» **What the exercise asks**
Make an exact copy of each entry, leaving out every picture.
── Material for this exercise ──
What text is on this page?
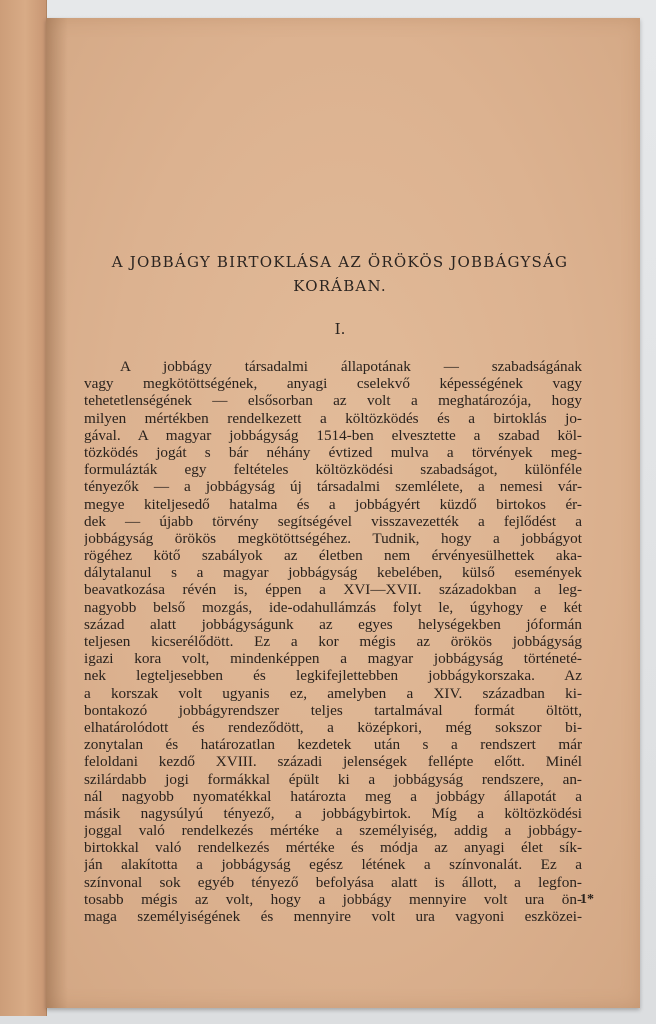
A JOBBÁGY BIRTOKLÁSA AZ ÖRÖKÖS JOBBÁGYSÁG
KORÁBAN.
I.
A jobbágy társadalmi állapotának — szabadságának
vagy megkötöttségének, anyagi cselekvő képességének vagy
tehetetlenségének — elsősorban az volt a meghatározója, hogy
milyen mértékben rendelkezett a költözködés és a birtoklás jo-
gával. A magyar jobbágyság 1514-ben elvesztette a szabad köl-
tözködés jogát s bár néhány évtized mulva a törvények meg-
formulázták egy feltételes költözködési szabadságot, különféle
tényezők — a jobbágyság új társadalmi szemlélete, a nemesi vár-
megye kiteljesedő hatalma és a jobbágyért küzdő birtokos ér-
dek — újabb törvény segítségével visszavezették a fejlődést a
jobbágyság örökös megkötöttségéhez. Tudnik, hogy a jobbágyot
rögéhez kötő szabályok az életben nem érvényesülhettek aka-
dálytalanul s a magyar jobbágyság kebelében, külső események
beavatkozása révén is, éppen a XVI—XVII. századokban a leg-
nagyobb belső mozgás, ide-odahullámzás folyt le, úgyhogy e két
század alatt jobbágyságunk az egyes helységekben jóformán
teljesen kicserélődött. Ez a kor mégis az örökös jobbágyság
igazi kora volt, mindenképpen a magyar jobbágyság történeté-
nek legteljesebben és legkifejlettebben jobbágykorszaka. Az
a korszak volt ugyanis ez, amelyben a XIV. században ki-
bontakozó jobbágyrendszer teljes tartalmával formát öltött,
elhatárolódott és rendeződött, a középkori, még sokszor bi-
zonytalan és határozatlan kezdetek után s a rendszert már
feloldani kezdő XVIII. századi jelenségek fellépte előtt. Minél
szilárdabb jogi formákkal épült ki a jobbágyság rendszere, an-
nál nagyobb nyomatékkal határozta meg a jobbágy állapotát a
másik nagysúlyú tényező, a jobbágybirtok. Míg a költözködési
joggal való rendelkezés mértéke a személyiség, addig a jobbágy-
birtokkal való rendelkezés mértéke és módja az anyagi élet sík-
ján alakította a jobbágyság egész létének a színvonalát. Ez a
színvonal sok egyéb tényező befolyása alatt is állott, a legfon-
tosabb mégis az volt, hogy a jobbágy mennyire volt ura ön-
maga személyiségének és mennyire volt ura vagyoni eszközei-
1*
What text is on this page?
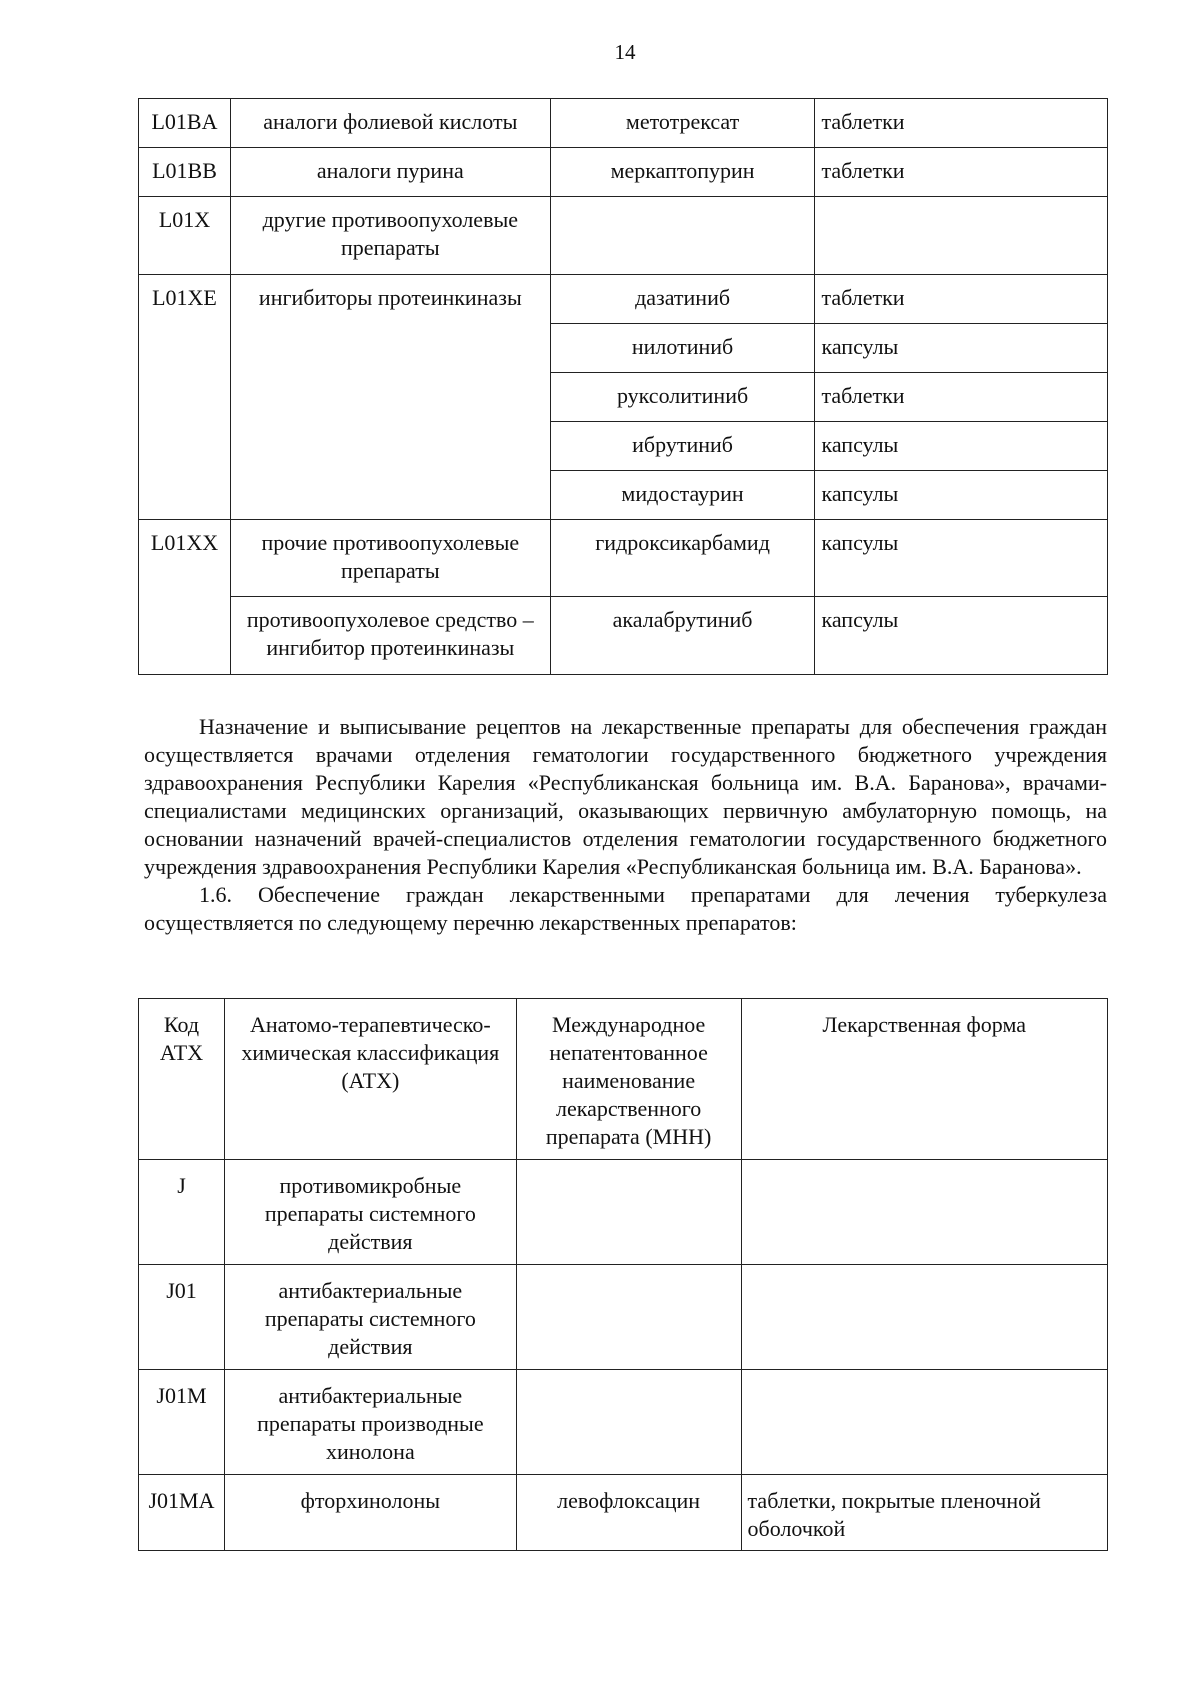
14
L01BA	аналоги фолиевой кислоты	метотрексат	таблетки
L01BB	аналоги пурина	меркаптопурин	таблетки
L01X	другие противоопухолевые препараты		
L01XE	ингибиторы протеинкиназы	дазатиниб	таблетки
		нилотиниб	капсулы
		руксолитиниб	таблетки
		ибрутиниб	капсулы
		мидостаурин	капсулы
L01XX	прочие противоопухолевые препараты	гидроксикарбамид	капсулы
	противоопухолевое средство – ингибитор протеинкиназы	акалабрутиниб	капсулы

Назначение и выписывание рецептов на лекарственные препараты для обеспечения граждан осуществляется врачами отделения гематологии государственного бюджетного учреждения здравоохранения Республики Карелия «Республиканская больница им. В.А. Баранова», врачами-специалистами медицинских организаций, оказывающих первичную амбулаторную помощь, на основании назначений врачей-специалистов отделения гематологии государственного бюджетного учреждения здравоохранения Республики Карелия «Республиканская больница им. В.А. Баранова».

1.6. Обеспечение граждан лекарственными препаратами для лечения туберкулеза осуществляется по следующему перечню лекарственных препаратов:

Код АТХ	Анатомо-терапевтическо-химическая классификация (АТХ)	Международное непатентованное наименование лекарственного препарата (МНН)	Лекарственная форма
J	противомикробные препараты системного действия		
J01	антибактериальные препараты системного действия		
J01M	антибактериальные препараты производные хинолона		
J01MA	фторхинолоны	левофлоксацин	таблетки, покрытые пленочной оболочкой
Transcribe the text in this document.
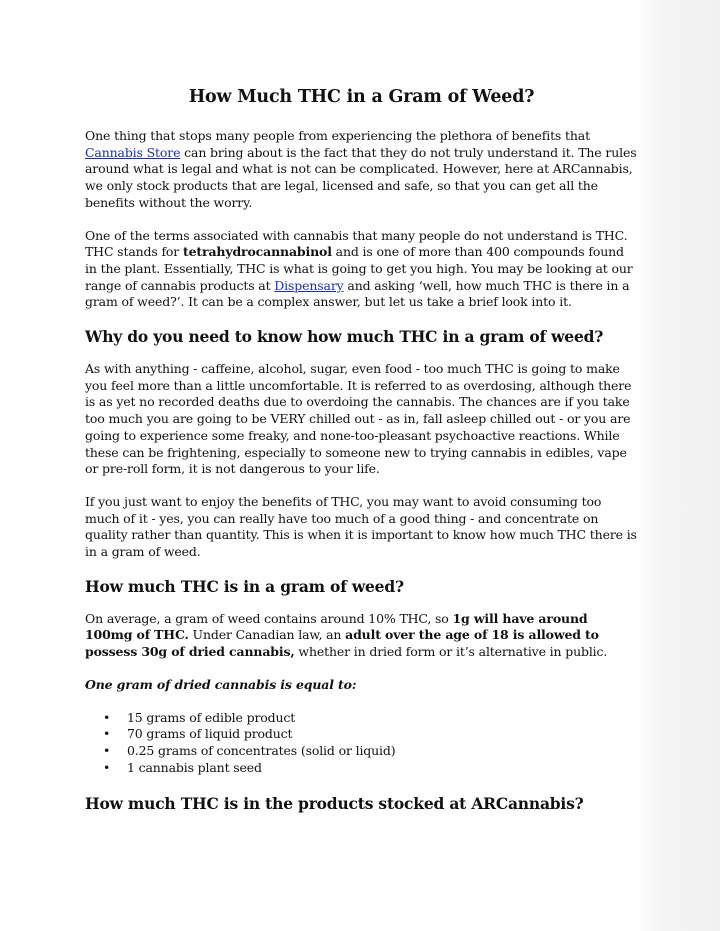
How Much THC in a Gram of Weed?

One thing that stops many people from experiencing the plethora of benefits that Cannabis Store can bring about is the fact that they do not truly understand it. The rules around what is legal and what is not can be complicated. However, here at ARCannabis, we only stock products that are legal, licensed and safe, so that you can get all the benefits without the worry.

One of the terms associated with cannabis that many people do not understand is THC. THC stands for tetrahydrocannabinol and is one of more than 400 compounds found in the plant. Essentially, THC is what is going to get you high. You may be looking at our range of cannabis products at Dispensary and asking ‘well, how much THC is there in a gram of weed?’. It can be a complex answer, but let us take a brief look into it.

Why do you need to know how much THC in a gram of weed?

As with anything - caffeine, alcohol, sugar, even food - too much THC is going to make you feel more than a little uncomfortable. It is referred to as overdosing, although there is as yet no recorded deaths due to overdoing the cannabis. The chances are if you take too much you are going to be VERY chilled out - as in, fall asleep chilled out - or you are going to experience some freaky, and none-too-pleasant psychoactive reactions. While these can be frightening, especially to someone new to trying cannabis in edibles, vape or pre-roll form, it is not dangerous to your life.

If you just want to enjoy the benefits of THC, you may want to avoid consuming too much of it - yes, you can really have too much of a good thing - and concentrate on quality rather than quantity. This is when it is important to know how much THC there is in a gram of weed.

How much THC is in a gram of weed?

On average, a gram of weed contains around 10% THC, so 1g will have around 100mg of THC. Under Canadian law, an adult over the age of 18 is allowed to possess 30g of dried cannabis, whether in dried form or it’s alternative in public.

One gram of dried cannabis is equal to:

• 15 grams of edible product
• 70 grams of liquid product
• 0.25 grams of concentrates (solid or liquid)
• 1 cannabis plant seed
How much THC is in the products stocked at ARCannabis?
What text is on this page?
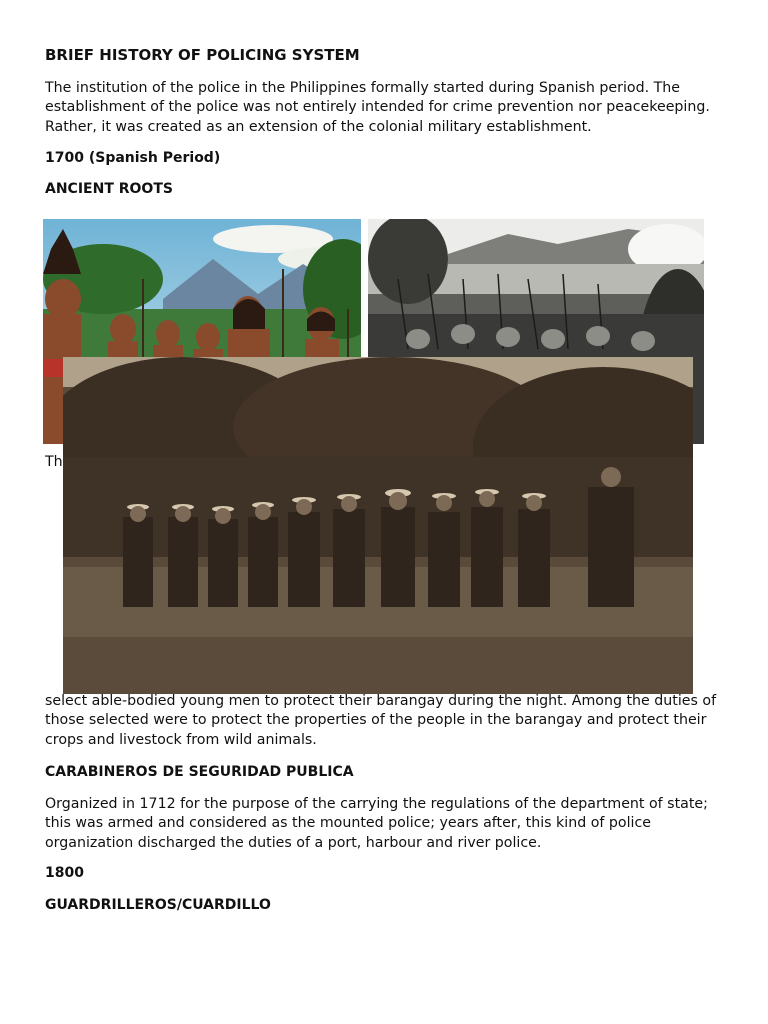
BRIEF HISTORY OF POLICING SYSTEM

The institution of the police in the Philippines formally started during Spanish period. The establishment of the police was not entirely intended for crime prevention nor peacekeeping. Rather, it was created as an extension of the colonial military establishment.

1700 (Spanish Period)
ANCIENT ROOTS
Th

select able-bodied young men to protect their barangay during the night. Among the duties of those selected were to protect the properties of the people in the barangay and protect their crops and livestock from wild animals.

CARABINEROS DE SEGURIDAD PUBLICA

Organized in 1712 for the purpose of the carrying the regulations of the department of state; this was armed and considered as the mounted police; years after, this kind of police organization discharged the duties of a port, harbour and river police.

1800
GUARDRILLEROS/CUARDILLO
───
» **Finished answer**
What text is on this page?
A JOBBÁGY BIRTOKLÁSA AZ ÖRÖKÖS JOBBÁGYSÁG
KORÁBAN.
I.
A jobbágy társadalmi állapotának — szabadságának
vagy megkötöttségének, anyagi cselekvő képességének vagy
tehetetlenségének — elsősorban az volt a meghatározója, hogy
milyen mértékben rendelkezett a költözködés és a birtoklás jo-
gával. A magyar jobbágyság 1514-ben elvesztette a szabad köl-
tözködés jogát s bár néhány évtized mulva a törvények meg-
formulázták egy feltételes költözködési szabadságot, különféle
tényezők — a jobbágyság új társadalmi szemlélete, a nemesi vár-
megye kiteljesedő hatalma és a jobbágyért küzdő birtokos ér-
dek — újabb törvény segítségével visszavezették a fejlődést a
jobbágyság örökös megkötöttségéhez. Tudnik, hogy a jobbágyot
rögéhez kötő szabályok az életben nem érvényesülhettek aka-
dálytalanul s a magyar jobbágyság kebelében, külső események
beavatkozása révén is, éppen a XVI—XVII. századokban a leg-
nagyobb belső mozgás, ide-odahullámzás folyt le, úgyhogy e két
század alatt jobbágyságunk az egyes helységekben jóformán
teljesen kicserélődött. Ez a kor mégis az örökös jobbágyság
igazi kora volt, mindenképpen a magyar jobbágyság történeté-
nek legteljesebben és legkifejlettebben jobbágykorszaka. Az
a korszak volt ugyanis ez, amelyben a XIV. században ki-
bontakozó jobbágyrendszer teljes tartalmával formát öltött,
elhatárolódott és rendeződött, a középkori, még sokszor bi-
zonytalan és határozatlan kezdetek után s a rendszert már
feloldani kezdő XVIII. századi jelenségek fellépte előtt. Minél
szilárdabb jogi formákkal épült ki a jobbágyság rendszere, an-
nál nagyobb nyomatékkal határozta meg a jobbágy állapotát a
másik nagysúlyú tényező, a jobbágybirtok. Míg a költözködési
joggal való rendelkezés mértéke a személyiség, addig a jobbágy-
birtokkal való rendelkezés mértéke és módja az anyagi élet sík-
ján alakította a jobbágyság egész létének a színvonalát. Ez a
színvonal sok egyéb tényező befolyása alatt is állott, a legfon-
tosabb mégis az volt, hogy a jobbágy mennyire volt ura ön-
maga személyiségének és mennyire volt ura vagyoni eszközei-
1*
What text is on this page?
14
L01BA	аналоги фолиевой кислоты	метотрексат	таблетки
L01BB	аналоги пурина	меркаптопурин	таблетки
L01X	другие противоопухолевые препараты		
L01XE	ингибиторы протеинкиназы	дазатиниб	таблетки
		нилотиниб	капсулы
		руксолитиниб	таблетки
		ибрутиниб	капсулы
		мидостаурин	капсулы
L01XX	прочие противоопухолевые препараты	гидроксикарбамид	капсулы
	противоопухолевое средство – ингибитор протеинкиназы	акалабрутиниб	капсулы

Назначение и выписывание рецептов на лекарственные препараты для обеспечения граждан осуществляется врачами отделения гематологии государственного бюджетного учреждения здравоохранения Республики Карелия «Республиканская больница им. В.А. Баранова», врачами-специалистами медицинских организаций, оказывающих первичную амбулаторную помощь, на основании назначений врачей-специалистов отделения гематологии государственного бюджетного учреждения здравоохранения Республики Карелия «Республиканская больница им. В.А. Баранова».

1.6. Обеспечение граждан лекарственными препаратами для лечения туберкулеза осуществляется по следующему перечню лекарственных препаратов:

Код АТХ	Анатомо-терапевтическо-химическая классификация (АТХ)	Международное непатентованное наименование лекарственного препарата (МНН)	Лекарственная форма
J	противомикробные препараты системного действия		
J01	антибактериальные препараты системного действия		
J01M	антибактериальные препараты производные хинолона		
J01MA	фторхинолоны	левофлоксацин	таблетки, покрытые пленочной оболочкой
Transcribe the text in this document.
How Much THC in a Gram of Weed?

One thing that stops many people from experiencing the plethora of benefits that Cannabis Store can bring about is the fact that they do not truly understand it. The rules around what is legal and what is not can be complicated. However, here at ARCannabis, we only stock products that are legal, licensed and safe, so that you can get all the benefits without the worry.

One of the terms associated with cannabis that many people do not understand is THC. THC stands for tetrahydrocannabinol and is one of more than 400 compounds found in the plant. Essentially, THC is what is going to get you high. You may be looking at our range of cannabis products at Dispensary and asking ‘well, how much THC is there in a gram of weed?’. It can be a complex answer, but let us take a brief look into it.

Why do you need to know how much THC in a gram of weed?

As with anything - caffeine, alcohol, sugar, even food - too much THC is going to make you feel more than a little uncomfortable. It is referred to as overdosing, although there is as yet no recorded deaths due to overdoing the cannabis. The chances are if you take too much you are going to be VERY chilled out - as in, fall asleep chilled out - or you are going to experience some freaky, and none-too-pleasant psychoactive reactions. While these can be frightening, especially to someone new to trying cannabis in edibles, vape or pre-roll form, it is not dangerous to your life.

If you just want to enjoy the benefits of THC, you may want to avoid consuming too much of it - yes, you can really have too much of a good thing - and concentrate on quality rather than quantity. This is when it is important to know how much THC there is in a gram of weed.

How much THC is in a gram of weed?

On average, a gram of weed contains around 10% THC, so 1g will have around 100mg of THC. Under Canadian law, an adult over the age of 18 is allowed to possess 30g of dried cannabis, whether in dried form or it’s alternative in public.

One gram of dried cannabis is equal to:

• 15 grams of edible product
• 70 grams of liquid product
• 0.25 grams of concentrates (solid or liquid)
• 1 cannabis plant seed
How much THC is in the products stocked at ARCannabis?
What text is on this page?
BRIEF HISTORY OF POLICING SYSTEM

The institution of the police in the Philippines formally started during Spanish period. The establishment of the police was not entirely intended for crime prevention nor peacekeeping. Rather, it was created as an extension of the colonial military establishment.

1700 (Spanish Period)
ANCIENT ROOTS
Th

select able-bodied young men to protect their barangay during the night. Among the duties of those selected were to protect the properties of the people in the barangay and protect their crops and livestock from wild animals.

CARABINEROS DE SEGURIDAD PUBLICA

Organized in 1712 for the purpose of the carrying the regulations of the department of state; this was armed and considered as the mounted police; years after, this kind of police organization discharged the duties of a port, harbour and river police.

1800
GUARDRILLEROS/CUARDILLO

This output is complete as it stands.